● **Aim of the exercise**:
Transcribe the listing below word for word.

● **Given information**:
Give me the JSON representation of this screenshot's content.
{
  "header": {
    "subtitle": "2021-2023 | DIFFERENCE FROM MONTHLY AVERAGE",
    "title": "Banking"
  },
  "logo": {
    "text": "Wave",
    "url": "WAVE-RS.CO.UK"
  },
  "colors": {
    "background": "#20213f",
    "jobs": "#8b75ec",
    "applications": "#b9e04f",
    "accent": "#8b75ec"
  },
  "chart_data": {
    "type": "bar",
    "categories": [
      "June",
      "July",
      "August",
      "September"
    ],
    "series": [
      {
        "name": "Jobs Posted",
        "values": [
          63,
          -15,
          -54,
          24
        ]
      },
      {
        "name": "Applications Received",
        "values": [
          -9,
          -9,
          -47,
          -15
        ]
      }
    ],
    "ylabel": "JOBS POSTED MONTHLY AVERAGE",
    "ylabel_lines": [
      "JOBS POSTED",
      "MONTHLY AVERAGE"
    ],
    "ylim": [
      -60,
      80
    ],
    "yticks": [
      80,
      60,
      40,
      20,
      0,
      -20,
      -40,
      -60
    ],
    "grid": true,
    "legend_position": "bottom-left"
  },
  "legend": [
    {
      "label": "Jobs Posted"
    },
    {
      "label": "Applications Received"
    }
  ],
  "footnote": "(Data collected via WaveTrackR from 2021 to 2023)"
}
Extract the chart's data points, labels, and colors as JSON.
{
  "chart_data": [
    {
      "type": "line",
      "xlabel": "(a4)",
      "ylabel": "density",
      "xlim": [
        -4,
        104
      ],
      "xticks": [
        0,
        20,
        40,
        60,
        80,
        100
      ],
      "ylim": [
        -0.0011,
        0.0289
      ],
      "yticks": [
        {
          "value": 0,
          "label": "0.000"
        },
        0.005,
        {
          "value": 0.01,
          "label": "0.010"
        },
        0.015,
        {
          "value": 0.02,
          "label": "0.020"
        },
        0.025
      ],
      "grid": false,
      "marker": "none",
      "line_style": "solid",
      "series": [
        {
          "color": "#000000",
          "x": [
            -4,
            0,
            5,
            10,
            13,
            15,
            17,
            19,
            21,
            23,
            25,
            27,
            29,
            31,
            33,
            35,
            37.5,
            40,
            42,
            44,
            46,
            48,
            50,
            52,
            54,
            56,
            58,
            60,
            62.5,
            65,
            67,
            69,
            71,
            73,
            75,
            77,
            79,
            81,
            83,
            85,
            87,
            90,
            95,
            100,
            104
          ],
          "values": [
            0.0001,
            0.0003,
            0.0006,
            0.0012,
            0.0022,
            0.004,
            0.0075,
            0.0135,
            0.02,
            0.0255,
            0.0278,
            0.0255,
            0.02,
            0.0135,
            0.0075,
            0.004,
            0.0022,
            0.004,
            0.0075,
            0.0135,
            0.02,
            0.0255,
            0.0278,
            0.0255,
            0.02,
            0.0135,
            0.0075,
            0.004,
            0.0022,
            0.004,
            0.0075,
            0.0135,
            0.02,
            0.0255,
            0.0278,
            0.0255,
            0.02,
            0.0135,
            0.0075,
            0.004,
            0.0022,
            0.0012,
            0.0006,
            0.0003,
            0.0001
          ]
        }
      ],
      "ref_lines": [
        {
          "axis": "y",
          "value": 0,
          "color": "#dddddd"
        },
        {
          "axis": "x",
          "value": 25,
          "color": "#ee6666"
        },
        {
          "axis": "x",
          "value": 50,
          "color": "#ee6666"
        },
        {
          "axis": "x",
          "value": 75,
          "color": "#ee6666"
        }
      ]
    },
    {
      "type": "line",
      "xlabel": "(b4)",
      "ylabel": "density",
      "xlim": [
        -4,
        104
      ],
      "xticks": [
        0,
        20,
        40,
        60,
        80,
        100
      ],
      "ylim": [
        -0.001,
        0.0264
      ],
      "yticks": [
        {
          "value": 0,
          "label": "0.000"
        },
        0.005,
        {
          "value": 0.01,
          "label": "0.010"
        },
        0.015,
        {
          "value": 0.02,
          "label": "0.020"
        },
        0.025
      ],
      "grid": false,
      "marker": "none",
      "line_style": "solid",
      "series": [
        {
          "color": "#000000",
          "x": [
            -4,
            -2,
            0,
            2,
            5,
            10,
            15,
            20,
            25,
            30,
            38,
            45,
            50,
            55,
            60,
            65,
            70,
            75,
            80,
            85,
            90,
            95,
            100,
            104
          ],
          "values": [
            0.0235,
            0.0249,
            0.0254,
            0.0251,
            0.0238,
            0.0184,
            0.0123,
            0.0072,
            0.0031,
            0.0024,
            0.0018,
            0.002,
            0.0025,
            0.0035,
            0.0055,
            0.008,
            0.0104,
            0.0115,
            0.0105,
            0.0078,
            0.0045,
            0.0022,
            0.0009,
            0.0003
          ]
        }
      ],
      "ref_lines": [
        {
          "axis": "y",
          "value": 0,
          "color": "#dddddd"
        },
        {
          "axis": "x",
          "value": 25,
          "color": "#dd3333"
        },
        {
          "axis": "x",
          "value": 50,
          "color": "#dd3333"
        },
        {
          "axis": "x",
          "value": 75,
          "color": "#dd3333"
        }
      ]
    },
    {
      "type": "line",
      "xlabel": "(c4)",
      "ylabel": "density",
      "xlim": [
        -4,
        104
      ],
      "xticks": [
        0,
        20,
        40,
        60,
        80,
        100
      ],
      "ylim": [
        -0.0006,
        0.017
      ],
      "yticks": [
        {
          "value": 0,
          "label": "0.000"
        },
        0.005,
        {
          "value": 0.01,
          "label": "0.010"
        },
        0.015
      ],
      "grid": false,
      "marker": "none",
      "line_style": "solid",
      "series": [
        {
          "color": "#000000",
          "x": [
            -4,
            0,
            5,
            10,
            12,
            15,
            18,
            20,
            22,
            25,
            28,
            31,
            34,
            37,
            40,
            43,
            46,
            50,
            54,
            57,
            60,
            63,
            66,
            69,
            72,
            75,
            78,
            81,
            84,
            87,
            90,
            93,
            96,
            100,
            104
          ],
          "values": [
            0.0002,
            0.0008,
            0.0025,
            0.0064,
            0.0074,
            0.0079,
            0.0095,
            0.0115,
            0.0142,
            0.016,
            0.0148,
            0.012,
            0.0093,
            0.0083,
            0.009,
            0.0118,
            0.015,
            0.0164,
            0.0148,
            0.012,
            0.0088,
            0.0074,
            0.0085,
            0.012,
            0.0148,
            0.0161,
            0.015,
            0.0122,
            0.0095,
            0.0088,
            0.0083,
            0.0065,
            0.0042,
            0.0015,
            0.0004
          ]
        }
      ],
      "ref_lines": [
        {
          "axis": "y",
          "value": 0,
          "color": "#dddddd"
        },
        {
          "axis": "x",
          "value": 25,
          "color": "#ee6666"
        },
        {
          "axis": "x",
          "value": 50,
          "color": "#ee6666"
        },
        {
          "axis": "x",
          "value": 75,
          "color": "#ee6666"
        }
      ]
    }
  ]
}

● **Output**:
Give me the JSON representation of this screenshot's content.
{
  "header": {
    "subtitle": "2021-2023 | DIFFERENCE FROM MONTHLY AVERAGE",
    "title": "Banking"
  },
  "logo": {
    "text": "Wave",
    "url": "WAVE-RS.CO.UK"
  },
  "colors": {
    "background": "#20213f",
    "jobs": "#8b75ec",
    "applications": "#b9e04f",
    "accent": "#8b75ec"
  },
  "chart_data": {
    "type": "bar",
    "categories": [
      "June",
      "July",
      "August",
      "September"
    ],
    "series": [
      {
        "name": "Jobs Posted",
        "values": [
          63,
          -15,
          -54,
          24
        ]
      },
      {
        "name": "Applications Received",
        "values": [
          -9,
          -9,
          -47,
          -15
        ]
      }
    ],
    "ylabel": "JOBS POSTED MONTHLY AVERAGE",
    "ylabel_lines": [
      "JOBS POSTED",
      "MONTHLY AVERAGE"
    ],
    "ylim": [
      -60,
      80
    ],
    "yticks": [
      80,
      60,
      40,
      20,
      0,
      -20,
      -40,
      -60
    ],
    "grid": true,
    "legend_position": "bottom-left"
  },
  "legend": [
    {
      "label": "Jobs Posted"
    },
    {
      "label": "Applications Received"
    }
  ],
  "footnote": "(Data collected via WaveTrackR from 2021 to 2023)"
}
Extract the chart's data points, labels, and colors as JSON.
{
  "chart_data": [
    {
      "type": "line",
      "xlabel": "(a4)",
      "ylabel": "density",
      "xlim": [
        -4,
        104
      ],
      "xticks": [
        0,
        20,
        40,
        60,
        80,
        100
      ],
      "ylim": [
        -0.0011,
        0.0289
      ],
      "yticks": [
        {
          "value": 0,
          "label": "0.000"
        },
        0.005,
        {
          "value": 0.01,
          "label": "0.010"
        },
        0.015,
        {
          "value": 0.02,
          "label": "0.020"
        },
        0.025
      ],
      "grid": false,
      "marker": "none",
      "line_style": "solid",
      "series": [
        {
          "color": "#000000",
          "x": [
            -4,
            0,
            5,
            10,
            13,
            15,
            17,
            19,
            21,
            23,
            25,
            27,
            29,
            31,
            33,
            35,
            37.5,
            40,
            42,
            44,
            46,
            48,
            50,
            52,
            54,
            56,
            58,
            60,
            62.5,
            65,
            67,
            69,
            71,
            73,
            75,
            77,
            79,
            81,
            83,
            85,
            87,
            90,
            95,
            100,
            104
          ],
          "values": [
            0.0001,
            0.0003,
            0.0006,
            0.0012,
            0.0022,
            0.004,
            0.0075,
            0.0135,
            0.02,
            0.0255,
            0.0278,
            0.0255,
            0.02,
            0.0135,
            0.0075,
            0.004,
            0.0022,
            0.004,
            0.0075,
            0.0135,
            0.02,
            0.0255,
            0.0278,
            0.0255,
            0.02,
            0.0135,
            0.0075,
            0.004,
            0.0022,
            0.004,
            0.0075,
            0.0135,
            0.02,
            0.0255,
            0.0278,
            0.0255,
            0.02,
            0.0135,
            0.0075,
            0.004,
            0.0022,
            0.0012,
            0.0006,
            0.0003,
            0.0001
          ]
        }
      ],
      "ref_lines": [
        {
          "axis": "y",
          "value": 0,
          "color": "#dddddd"
        },
        {
          "axis": "x",
          "value": 25,
          "color": "#ee6666"
        },
        {
          "axis": "x",
          "value": 50,
          "color": "#ee6666"
        },
        {
          "axis": "x",
          "value": 75,
          "color": "#ee6666"
        }
      ]
    },
    {
      "type": "line",
      "xlabel": "(b4)",
      "ylabel": "density",
      "xlim": [
        -4,
        104
      ],
      "xticks": [
        0,
        20,
        40,
        60,
        80,
        100
      ],
      "ylim": [
        -0.001,
        0.0264
      ],
      "yticks": [
        {
          "value": 0,
          "label": "0.000"
        },
        0.005,
        {
          "value": 0.01,
          "label": "0.010"
        },
        0.015,
        {
          "value": 0.02,
          "label": "0.020"
        },
        0.025
      ],
      "grid": false,
      "marker": "none",
      "line_style": "solid",
      "series": [
        {
          "color": "#000000",
          "x": [
            -4,
            -2,
            0,
            2,
            5,
            10,
            15,
            20,
            25,
            30,
            38,
            45,
            50,
            55,
            60,
            65,
            70,
            75,
            80,
            85,
            90,
            95,
            100,
            104
          ],
          "values": [
            0.0235,
            0.0249,
            0.0254,
            0.0251,
            0.0238,
            0.0184,
            0.0123,
            0.0072,
            0.0031,
            0.0024,
            0.0018,
            0.002,
            0.0025,
            0.0035,
            0.0055,
            0.008,
            0.0104,
            0.0115,
            0.0105,
            0.0078,
            0.0045,
            0.0022,
            0.0009,
            0.0003
          ]
        }
      ],
      "ref_lines": [
        {
          "axis": "y",
          "value": 0,
          "color": "#dddddd"
        },
        {
          "axis": "x",
          "value": 25,
          "color": "#dd3333"
        },
        {
          "axis": "x",
          "value": 50,
          "color": "#dd3333"
        },
        {
          "axis": "x",
          "value": 75,
          "color": "#dd3333"
        }
      ]
    },
    {
      "type": "line",
      "xlabel": "(c4)",
      "ylabel": "density",
      "xlim": [
        -4,
        104
      ],
      "xticks": [
        0,
        20,
        40,
        60,
        80,
        100
      ],
      "ylim": [
        -0.0006,
        0.017
      ],
      "yticks": [
        {
          "value": 0,
          "label": "0.000"
        },
        0.005,
        {
          "value": 0.01,
          "label": "0.010"
        },
        0.015
      ],
      "grid": false,
      "marker": "none",
      "line_style": "solid",
      "series": [
        {
          "color": "#000000",
          "x": [
            -4,
            0,
            5,
            10,
            12,
            15,
            18,
            20,
            22,
            25,
            28,
            31,
            34,
            37,
            40,
            43,
            46,
            50,
            54,
            57,
            60,
            63,
            66,
            69,
            72,
            75,
            78,
            81,
            84,
            87,
            90,
            93,
            96,
            100,
            104
          ],
          "values": [
            0.0002,
            0.0008,
            0.0025,
            0.0064,
            0.0074,
            0.0079,
            0.0095,
            0.0115,
            0.0142,
            0.016,
            0.0148,
            0.012,
            0.0093,
            0.0083,
            0.009,
            0.0118,
            0.015,
            0.0164,
            0.0148,
            0.012,
            0.0088,
            0.0074,
            0.0085,
            0.012,
            0.0148,
            0.0161,
            0.015,
            0.0122,
            0.0095,
            0.0088,
            0.0083,
            0.0065,
            0.0042,
            0.0015,
            0.0004
          ]
        }
      ],
      "ref_lines": [
        {
          "axis": "y",
          "value": 0,
          "color": "#dddddd"
        },
        {
          "axis": "x",
          "value": 25,
          "color": "#ee6666"
        },
        {
          "axis": "x",
          "value": 50,
          "color": "#ee6666"
        },
        {
          "axis": "x",
          "value": 75,
          "color": "#ee6666"
        }
      ]
    }
  ]
}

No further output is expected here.